Records provided »
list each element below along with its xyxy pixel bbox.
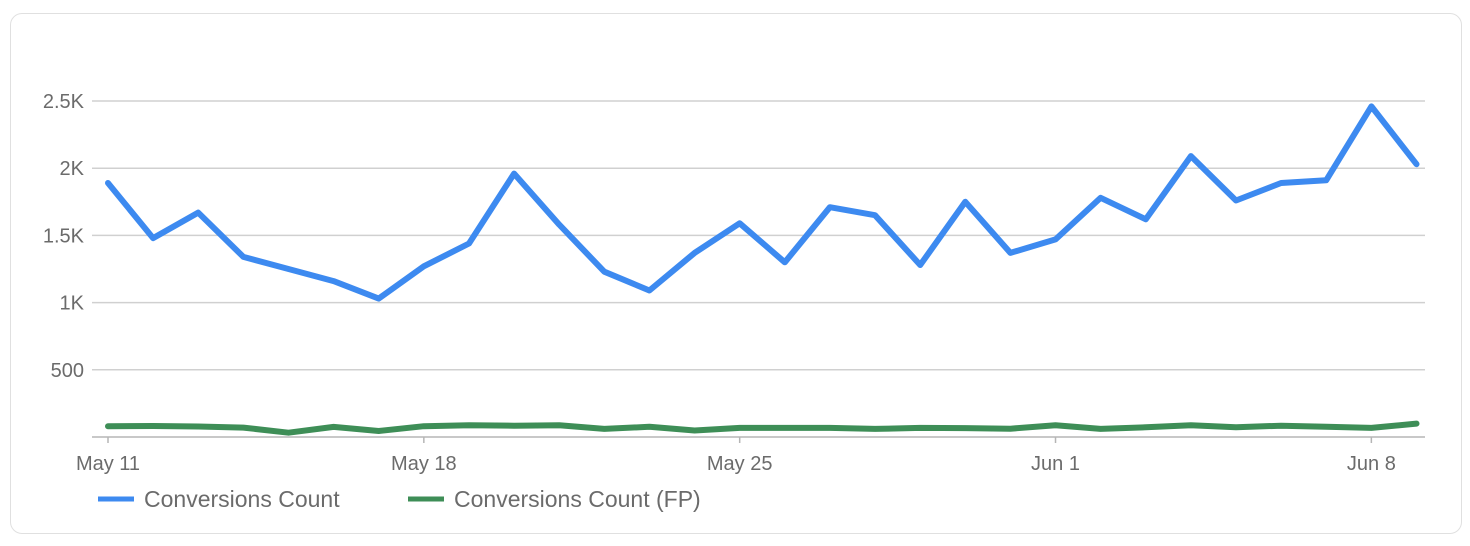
y-tick-label: 1K [60, 293, 85, 315]
legend-label-2: Conversions Count (FP) [454, 486, 701, 512]
series-line-1 [105, 103, 1420, 302]
y-axis-ticks: 500 1K 1.5K 2K 2.5K [43, 91, 85, 382]
chart-card [10, 13, 1462, 534]
series-lines [105, 103, 1420, 436]
x-tick-label: Jun 1 [1031, 453, 1080, 475]
y-tick-label: 500 [51, 360, 84, 382]
x-tick-label: May 11 [76, 453, 140, 475]
legend: Conversions Count Conversions Count (FP) [98, 486, 701, 512]
legend-label-1: Conversions Count [144, 486, 340, 512]
x-axis [92, 436, 1425, 443]
series-line-2 [105, 420, 1420, 436]
x-tick-label: Jun 8 [1347, 453, 1396, 475]
x-tick-label: May 25 [707, 453, 773, 475]
y-tick-label: 2.5K [43, 91, 85, 113]
x-tick-label: May 18 [391, 453, 457, 475]
y-tick-label: 1.5K [43, 225, 85, 247]
y-tick-label: 2K [60, 158, 85, 180]
gridlines [92, 100, 1425, 371]
x-axis-ticks: May 11 May 18 May 25 Jun 1 Jun 8 [76, 453, 1396, 475]
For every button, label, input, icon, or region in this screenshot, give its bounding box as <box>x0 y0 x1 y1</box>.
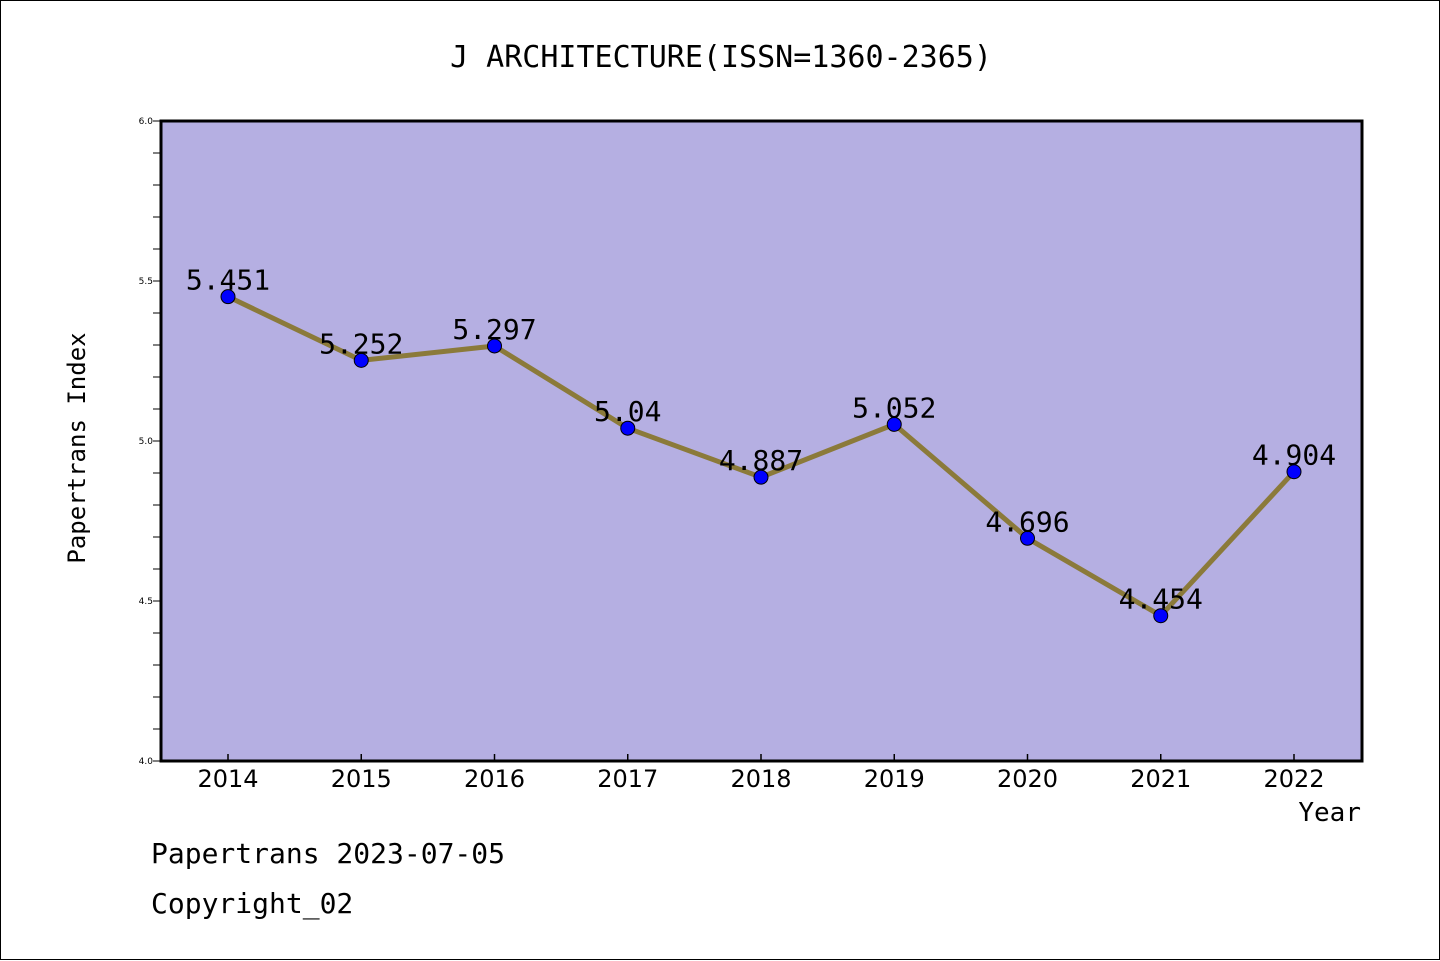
x-tick-label: 2021 <box>1130 765 1191 793</box>
data-label: 4.454 <box>1119 583 1203 616</box>
x-tick-label: 2017 <box>597 765 658 793</box>
data-labels: 5.451 5.252 5.297 5.04 4.887 5.052 4.696 4.454 4… <box>186 264 1336 616</box>
x-tick-label: 2019 <box>864 765 925 793</box>
y-tick-labels: 4.0 4.5 5.0 5.5 6.0 <box>139 117 154 767</box>
x-tick-label: 2014 <box>197 765 258 793</box>
data-label: 4.887 <box>719 444 803 477</box>
data-point-marker <box>1020 530 1035 546</box>
x-tick-label: 2018 <box>730 765 791 793</box>
y-tick-label: 4.5 <box>139 597 153 607</box>
data-label: 5.252 <box>319 327 403 360</box>
data-point-marker <box>753 469 769 485</box>
data-label: 4.696 <box>985 505 1069 538</box>
data-points <box>220 289 1302 624</box>
data-label: 5.451 <box>186 264 270 297</box>
x-tick-label: 2016 <box>464 765 525 793</box>
chart-title: J ARCHITECTURE(ISSN=1360-2365) <box>450 40 992 75</box>
data-point-marker <box>353 352 369 368</box>
data-point-marker <box>1153 608 1169 624</box>
x-tick-label: 2022 <box>1263 765 1324 793</box>
data-label: 4.904 <box>1252 439 1336 472</box>
plot-area <box>159 119 1364 763</box>
x-ticks <box>227 754 1295 761</box>
data-point-marker <box>220 289 236 305</box>
x-axis-label: Year <box>1298 798 1361 828</box>
data-point-marker <box>886 416 902 432</box>
data-label: 5.04 <box>594 395 661 428</box>
y-tick-label: 6.0 <box>139 117 154 127</box>
x-tick-label: 2020 <box>997 765 1058 793</box>
data-point-marker <box>487 338 502 354</box>
data-point-marker <box>620 420 636 436</box>
footer-date-text: Papertrans 2023-07-05 <box>151 837 506 870</box>
x-tick-label: 2015 <box>331 765 392 793</box>
y-minor-ticks <box>153 120 161 762</box>
data-label: 5.052 <box>852 391 936 424</box>
y-tick-label: 5.0 <box>139 437 154 447</box>
x-tick-labels: 2014 2015 2016 2017 2018 2019 2020 2021 2022 <box>197 765 1324 793</box>
data-point-marker <box>1286 464 1302 480</box>
data-label: 5.297 <box>452 313 536 346</box>
y-tick-label: 4.0 <box>139 757 154 767</box>
y-axis-label: Papertrans Index <box>63 332 91 563</box>
y-tick-label: 5.5 <box>139 277 153 287</box>
footer-copyright-text: Copyright_02 <box>151 887 354 920</box>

To do » Could you reproduce every item above word for word, leaving out the pictures?

Task response »
list each element below along with its xyxy pixel bbox.
y-tick-label: 1K [60, 293, 85, 315]
legend-label-2: Conversions Count (FP) [454, 486, 701, 512]
series-line-1 [105, 103, 1420, 302]
y-axis-ticks: 500 1K 1.5K 2K 2.5K [43, 91, 85, 382]
chart-card [10, 13, 1462, 534]
series-lines [105, 103, 1420, 436]
x-tick-label: Jun 1 [1031, 453, 1080, 475]
y-tick-label: 500 [51, 360, 84, 382]
x-tick-label: May 11 [76, 453, 140, 475]
legend: Conversions Count Conversions Count (FP) [98, 486, 701, 512]
legend-label-1: Conversions Count [144, 486, 340, 512]
x-axis [92, 436, 1425, 443]
series-line-2 [105, 420, 1420, 436]
x-tick-label: Jun 8 [1347, 453, 1396, 475]
x-tick-label: May 25 [707, 453, 773, 475]
y-tick-label: 2.5K [43, 91, 85, 113]
x-tick-label: May 18 [391, 453, 457, 475]
y-tick-label: 1.5K [43, 225, 85, 247]
y-tick-label: 2K [60, 158, 85, 180]
gridlines [92, 100, 1425, 371]
x-axis-ticks: May 11 May 18 May 25 Jun 1 Jun 8 [76, 453, 1396, 475]
For every button, label, input, icon, or region in this screenshot, give its bounding box as <box>x0 y0 x1 y1</box>.
x-tick-label: 2021 <box>1130 765 1191 793</box>
data-label: 4.454 <box>1119 583 1203 616</box>
x-tick-label: 2017 <box>597 765 658 793</box>
data-labels: 5.451 5.252 5.297 5.04 4.887 5.052 4.696 4.454 4… <box>186 264 1336 616</box>
x-tick-label: 2019 <box>864 765 925 793</box>
y-tick-labels: 4.0 4.5 5.0 5.5 6.0 <box>139 117 154 767</box>
x-tick-label: 2014 <box>197 765 258 793</box>
data-label: 4.887 <box>719 444 803 477</box>
data-point-marker <box>1020 530 1035 546</box>
x-tick-label: 2018 <box>730 765 791 793</box>
y-tick-label: 4.5 <box>139 597 153 607</box>
data-label: 5.252 <box>319 327 403 360</box>
data-point-marker <box>753 469 769 485</box>
data-label: 4.696 <box>985 505 1069 538</box>
data-points <box>220 289 1302 624</box>
data-label: 5.451 <box>186 264 270 297</box>
x-tick-label: 2016 <box>464 765 525 793</box>
chart-title: J ARCHITECTURE(ISSN=1360-2365) <box>450 40 992 75</box>
data-point-marker <box>353 352 369 368</box>
data-point-marker <box>1153 608 1169 624</box>
x-tick-label: 2022 <box>1263 765 1324 793</box>
data-label: 4.904 <box>1252 439 1336 472</box>
plot-area <box>159 119 1364 763</box>
x-ticks <box>227 754 1295 761</box>
data-point-marker <box>220 289 236 305</box>
x-axis-label: Year <box>1298 798 1361 828</box>
data-point-marker <box>886 416 902 432</box>
data-label: 5.04 <box>594 395 661 428</box>
y-tick-label: 6.0 <box>139 117 154 127</box>
x-tick-label: 2020 <box>997 765 1058 793</box>
data-point-marker <box>487 338 502 354</box>
data-point-marker <box>620 420 636 436</box>
footer-date-text: Papertrans 2023-07-05 <box>151 837 506 870</box>
x-tick-label: 2015 <box>331 765 392 793</box>
y-minor-ticks <box>153 120 161 762</box>
data-label: 5.052 <box>852 391 936 424</box>
y-tick-label: 5.0 <box>139 437 154 447</box>
x-tick-labels: 2014 2015 2016 2017 2018 2019 2020 2021 2022 <box>197 765 1324 793</box>
data-point-marker <box>1286 464 1302 480</box>
data-label: 5.297 <box>452 313 536 346</box>
y-tick-label: 4.0 <box>139 757 154 767</box>
y-axis-label: Papertrans Index <box>63 332 91 563</box>
y-tick-label: 5.5 <box>139 277 153 287</box>
footer-copyright-text: Copyright_02 <box>151 887 354 920</box>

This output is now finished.